-- TASK GOAL --
Set down the material below word for word, excluding the pictures.

-- DATA EXCERPTS --
-- START --

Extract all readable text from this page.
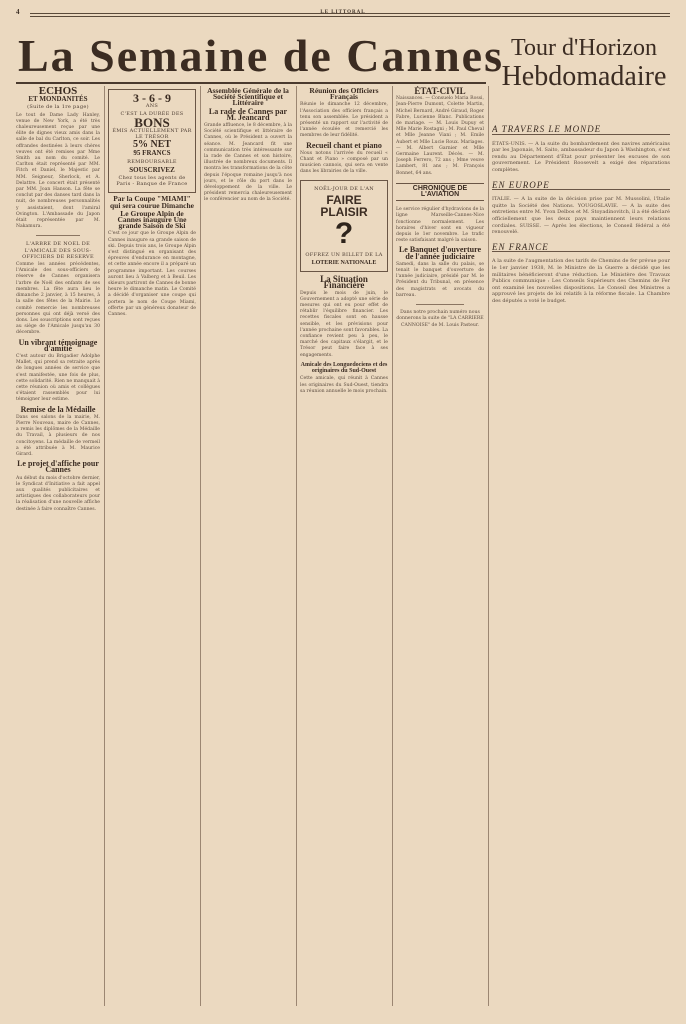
4	LE LITTORAL
La Semaine de Cannes Tour d'Horizon
Hebdomadaire
ECHOS
ET MONDANITÉS
(Suite de la 1re page)

Le tout de Dame Lady Hanley, venue de New York, a été très chaleureusement reçue par une élite de dignes vieux amis dans la salle de bal du Carlton, ce soir. Les offrandes destinées à leurs chères veuves ont été remises par Mme Smith au nom du comité. Le Carlton était représenté par MM. Fitch et Daniel, le Majestic par MM. Seigneur, Sherlock, et A. Delattre. Le concert était présenté par MM. Joan Hanson. La fête se conclut par des danses tard dans la nuit, de nombreuses personnalités y assistaient, dont l'amiral Ovington. L'Ambassade du Japon était représentée par M. Nakamura.

L'ARBRE DE NOEL DE L'AMICALE DES SOUS-OFFICIERS DE RESERVE

Comme les années précédentes, l'Amicale des sous-officiers de réserve de Cannes organisera l'arbre de Noël des enfants de ses membres. La fête aura lieu le dimanche 2 janvier, à 15 heures, à la salle des fêtes de la Mairie. Le comité remercie les nombreuses personnes qui ont déjà versé des dons. Les souscriptions sont reçues au siège de l'Amicale jusqu'au 30 décembre.

Un vibrant témoignage d'amitié

C'est autour du Brigadier Adolphe Mallet, qui prend sa retraite après de longues années de service que s'est manifestée, une fois de plus, cette solidarité. Rien ne manquait à cette réunion où amis et collègues s'étaient rassemblés pour lui témoigner leur estime.

Remise de la Médaille

Dans ses salons de la mairie, M. Pierre Nouveau, maire de Cannes, a remis les diplômes de la Médaille du Travail, à plusieurs de nos concitoyens. La médaille de vermeil a été attribuée à M. Maurice Girard.

Le projet d'affiche pour Cannes

Au début du mois d'octobre dernier, le Syndicat d'Initiative a fait appel aux qualités publicitaires et artistiques des collaborateurs pour la réalisation d'une nouvelle affiche destinée à faire connaître Cannes.

3 - 6 - 9
ANS
C'EST LA DURÉE DES
BONS
ÉMIS ACTUELLEMENT PAR LE TRÉSOR
5% NET
95 FRANCS
REMBOURSABLE
SOUSCRIVEZ
Chez tous les agents de Paris - Banque de France
Par la Coupe "MIAMI" qui sera courue Dimanche
Le Groupe Alpin de Cannes inaugure Une grande Saison de Ski

C'est ce jour que le Groupe Alpin de Cannes inaugure sa grande saison de ski. Depuis trois ans, le Groupe Alpin s'est distingué en organisant des épreuves d'endurance en montagne, et cette année encore il a préparé un programme important. Les courses auront lieu à Valberg et à Beuil. Les skieurs partiront de Cannes de bonne heure le dimanche matin. Le Comité a décidé d'organiser une coupe qui portera le nom de Coupe Miami, offerte par un généreux donateur de Cannes.

Assemblée Générale de la Société Scientifique et Littéraire
La rade de Cannes par M. Jeancard

Grande affluence, le 8 décembre, à la Société scientifique et littéraire de Cannes, où le Président a ouvert la séance. M. Jeancard fit une communication très intéressante sur la rade de Cannes et son histoire, illustrée de nombreux documents. Il montra les transformations de la côte depuis l'époque romaine jusqu'à nos jours, et le rôle du port dans le développement de la ville. Le président remercia chaleureusement le conférencier au nom de la Société.

Réunion des Officiers Français

Réunie le dimanche 12 décembre, l'Association des officiers français a tenu son assemblée. Le président a présenté un rapport sur l'activité de l'année écoulée et remercié les membres de leur fidélité.

Recueil chant et piano

Nous notons l'arrivée du recueil « Chant et Piano » composé par un musicien cannois, qui sera en vente dans les librairies de la ville.

NOËL-JOUR DE L'AN
FAIRE
PLAISIR
?
OFFREZ UN BILLET DE LA
LOTERIE NATIONALE
La Situation Financière

Depuis le mois de juin, le Gouvernement a adopté une série de mesures qui ont eu pour effet de rétablir l'équilibre financier. Les recettes fiscales sont en hausse sensible, et les prévisions pour l'année prochaine sont favorables. La confiance revient peu à peu, le marché des capitaux s'élargit, et le Trésor peut faire face à ses engagements.

Amicale des Longuedociens et des originaires du Sud-Ouest

Cette amicale, qui réunit à Cannes les originaires du Sud-Ouest, tiendra sa réunion annuelle le mois prochain.

ÉTAT-CIVIL

Naissances. — Consuelo Maria Rossi, Jean-Pierre Dumont, Colette Martin, Michel Bernard, André Giraud, Roger Fabre, Lucienne Blanc. Publications de mariage. — M. Louis Dupuy et Mlle Marie Rostagni ; M. Paul Cheval et Mlle Jeanne Viani ; M. Emile Aubert et Mlle Lucie Roux. Mariages. — M. Albert Garnier et Mlle Germaine Laurent. Décès. — M. Joseph Ferrero, 72 ans ; Mme veuve Lambert, 81 ans ; M. François Bonnet, 64 ans.

CHRONIQUE DE L'AVIATION

Le service régulier d'hydravions de la ligne Marseille-Cannes-Nice fonctionne normalement. Les horaires d'hiver sont en vigueur depuis le 1er novembre. Le trafic reste satisfaisant malgré la saison.

Le Banquet d'ouverture de l'année judiciaire

Samedi, dans la salle du palais, se tenait le banquet d'ouverture de l'année judiciaire, présidé par M. le Président du Tribunal, en présence des magistrats et avocats du barreau.

Dans notre prochain numéro nous donnerons la suite de "LA CARRIERE CANNOISE" de M. Louis Pasteur.

A TRAVERS LE MONDE

ÉTATS-UNIS. — A la suite du bombardement des navires américains par les Japonais, M. Saito, ambassadeur du Japon à Washington, s'est rendu au Département d'État pour présenter les excuses de son gouvernement. Le Président Roosevelt a exigé des réparations complètes.

EN EUROPE

ITALIE. — A la suite de la décision prise par M. Mussolini, l'Italie quitte la Société des Nations. YOUGOSLAVIE. — A la suite des entretiens entre M. Yvon Delbos et M. Stoyadinovitch, il a été déclaré officiellement que les deux pays maintiennent leurs relations cordiales. SUISSE. — Après les élections, le Conseil fédéral a été renouvelé.

EN FRANCE

A la suite de l'augmentation des tarifs de Chemins de fer prévue pour le 1er janvier 1938, M. le Ministre de la Guerre a décidé que les militaires bénéficieront d'une réduction. Le Ministère des Travaux Publics communique : Les Conseils Supérieurs des Chemins de Fer ont examiné les nouvelles dispositions. Le Conseil des Ministres a approuvé les projets de loi relatifs à la réforme fiscale. La Chambre des députés a voté le budget.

-- END --

-- RESULT OF THE TASK --
Extract all readable text from this page.
4	LE LITTORAL
La Semaine de Cannes Tour d'Horizon
Hebdomadaire
ECHOS
ET MONDANITÉS
(Suite de la 1re page)

Le tout de Dame Lady Hanley, venue de New York, a été très chaleureusement reçue par une élite de dignes vieux amis dans la salle de bal du Carlton, ce soir. Les offrandes destinées à leurs chères veuves ont été remises par Mme Smith au nom du comité. Le Carlton était représenté par MM. Fitch et Daniel, le Majestic par MM. Seigneur, Sherlock, et A. Delattre. Le concert était présenté par MM. Joan Hanson. La fête se conclut par des danses tard dans la nuit, de nombreuses personnalités y assistaient, dont l'amiral Ovington. L'Ambassade du Japon était représentée par M. Nakamura.

L'ARBRE DE NOEL DE L'AMICALE DES SOUS-OFFICIERS DE RESERVE

Comme les années précédentes, l'Amicale des sous-officiers de réserve de Cannes organisera l'arbre de Noël des enfants de ses membres. La fête aura lieu le dimanche 2 janvier, à 15 heures, à la salle des fêtes de la Mairie. Le comité remercie les nombreuses personnes qui ont déjà versé des dons. Les souscriptions sont reçues au siège de l'Amicale jusqu'au 30 décembre.

Un vibrant témoignage d'amitié

C'est autour du Brigadier Adolphe Mallet, qui prend sa retraite après de longues années de service que s'est manifestée, une fois de plus, cette solidarité. Rien ne manquait à cette réunion où amis et collègues s'étaient rassemblés pour lui témoigner leur estime.

Remise de la Médaille

Dans ses salons de la mairie, M. Pierre Nouveau, maire de Cannes, a remis les diplômes de la Médaille du Travail, à plusieurs de nos concitoyens. La médaille de vermeil a été attribuée à M. Maurice Girard.

Le projet d'affiche pour Cannes

Au début du mois d'octobre dernier, le Syndicat d'Initiative a fait appel aux qualités publicitaires et artistiques des collaborateurs pour la réalisation d'une nouvelle affiche destinée à faire connaître Cannes.

3 - 6 - 9
ANS
C'EST LA DURÉE DES
BONS
ÉMIS ACTUELLEMENT PAR LE TRÉSOR
5% NET
95 FRANCS
REMBOURSABLE
SOUSCRIVEZ
Chez tous les agents de Paris - Banque de France
Par la Coupe "MIAMI" qui sera courue Dimanche
Le Groupe Alpin de Cannes inaugure Une grande Saison de Ski

C'est ce jour que le Groupe Alpin de Cannes inaugure sa grande saison de ski. Depuis trois ans, le Groupe Alpin s'est distingué en organisant des épreuves d'endurance en montagne, et cette année encore il a préparé un programme important. Les courses auront lieu à Valberg et à Beuil. Les skieurs partiront de Cannes de bonne heure le dimanche matin. Le Comité a décidé d'organiser une coupe qui portera le nom de Coupe Miami, offerte par un généreux donateur de Cannes.

Assemblée Générale de la Société Scientifique et Littéraire
La rade de Cannes par M. Jeancard

Grande affluence, le 8 décembre, à la Société scientifique et littéraire de Cannes, où le Président a ouvert la séance. M. Jeancard fit une communication très intéressante sur la rade de Cannes et son histoire, illustrée de nombreux documents. Il montra les transformations de la côte depuis l'époque romaine jusqu'à nos jours, et le rôle du port dans le développement de la ville. Le président remercia chaleureusement le conférencier au nom de la Société.

Réunion des Officiers Français

Réunie le dimanche 12 décembre, l'Association des officiers français a tenu son assemblée. Le président a présenté un rapport sur l'activité de l'année écoulée et remercié les membres de leur fidélité.

Recueil chant et piano

Nous notons l'arrivée du recueil « Chant et Piano » composé par un musicien cannois, qui sera en vente dans les librairies de la ville.

NOËL-JOUR DE L'AN
FAIRE
PLAISIR
?
OFFREZ UN BILLET DE LA
LOTERIE NATIONALE
La Situation Financière

Depuis le mois de juin, le Gouvernement a adopté une série de mesures qui ont eu pour effet de rétablir l'équilibre financier. Les recettes fiscales sont en hausse sensible, et les prévisions pour l'année prochaine sont favorables. La confiance revient peu à peu, le marché des capitaux s'élargit, et le Trésor peut faire face à ses engagements.

Amicale des Longuedociens et des originaires du Sud-Ouest

Cette amicale, qui réunit à Cannes les originaires du Sud-Ouest, tiendra sa réunion annuelle le mois prochain.

ÉTAT-CIVIL

Naissances. — Consuelo Maria Rossi, Jean-Pierre Dumont, Colette Martin, Michel Bernard, André Giraud, Roger Fabre, Lucienne Blanc. Publications de mariage. — M. Louis Dupuy et Mlle Marie Rostagni ; M. Paul Cheval et Mlle Jeanne Viani ; M. Emile Aubert et Mlle Lucie Roux. Mariages. — M. Albert Garnier et Mlle Germaine Laurent. Décès. — M. Joseph Ferrero, 72 ans ; Mme veuve Lambert, 81 ans ; M. François Bonnet, 64 ans.

CHRONIQUE DE L'AVIATION

Le service régulier d'hydravions de la ligne Marseille-Cannes-Nice fonctionne normalement. Les horaires d'hiver sont en vigueur depuis le 1er novembre. Le trafic reste satisfaisant malgré la saison.

Le Banquet d'ouverture de l'année judiciaire

Samedi, dans la salle du palais, se tenait le banquet d'ouverture de l'année judiciaire, présidé par M. le Président du Tribunal, en présence des magistrats et avocats du barreau.

Dans notre prochain numéro nous donnerons la suite de "LA CARRIERE CANNOISE" de M. Louis Pasteur.

A TRAVERS LE MONDE

ÉTATS-UNIS. — A la suite du bombardement des navires américains par les Japonais, M. Saito, ambassadeur du Japon à Washington, s'est rendu au Département d'État pour présenter les excuses de son gouvernement. Le Président Roosevelt a exigé des réparations complètes.

EN EUROPE

ITALIE. — A la suite de la décision prise par M. Mussolini, l'Italie quitte la Société des Nations. YOUGOSLAVIE. — A la suite des entretiens entre M. Yvon Delbos et M. Stoyadinovitch, il a été déclaré officiellement que les deux pays maintiennent leurs relations cordiales. SUISSE. — Après les élections, le Conseil fédéral a été renouvelé.

EN FRANCE

A la suite de l'augmentation des tarifs de Chemins de fer prévue pour le 1er janvier 1938, M. le Ministre de la Guerre a décidé que les militaires bénéficieront d'une réduction. Le Ministère des Travaux Publics communique : Les Conseils Supérieurs des Chemins de Fer ont examiné les nouvelles dispositions. Le Conseil des Ministres a approuvé les projets de loi relatifs à la réforme fiscale. La Chambre des députés a voté le budget.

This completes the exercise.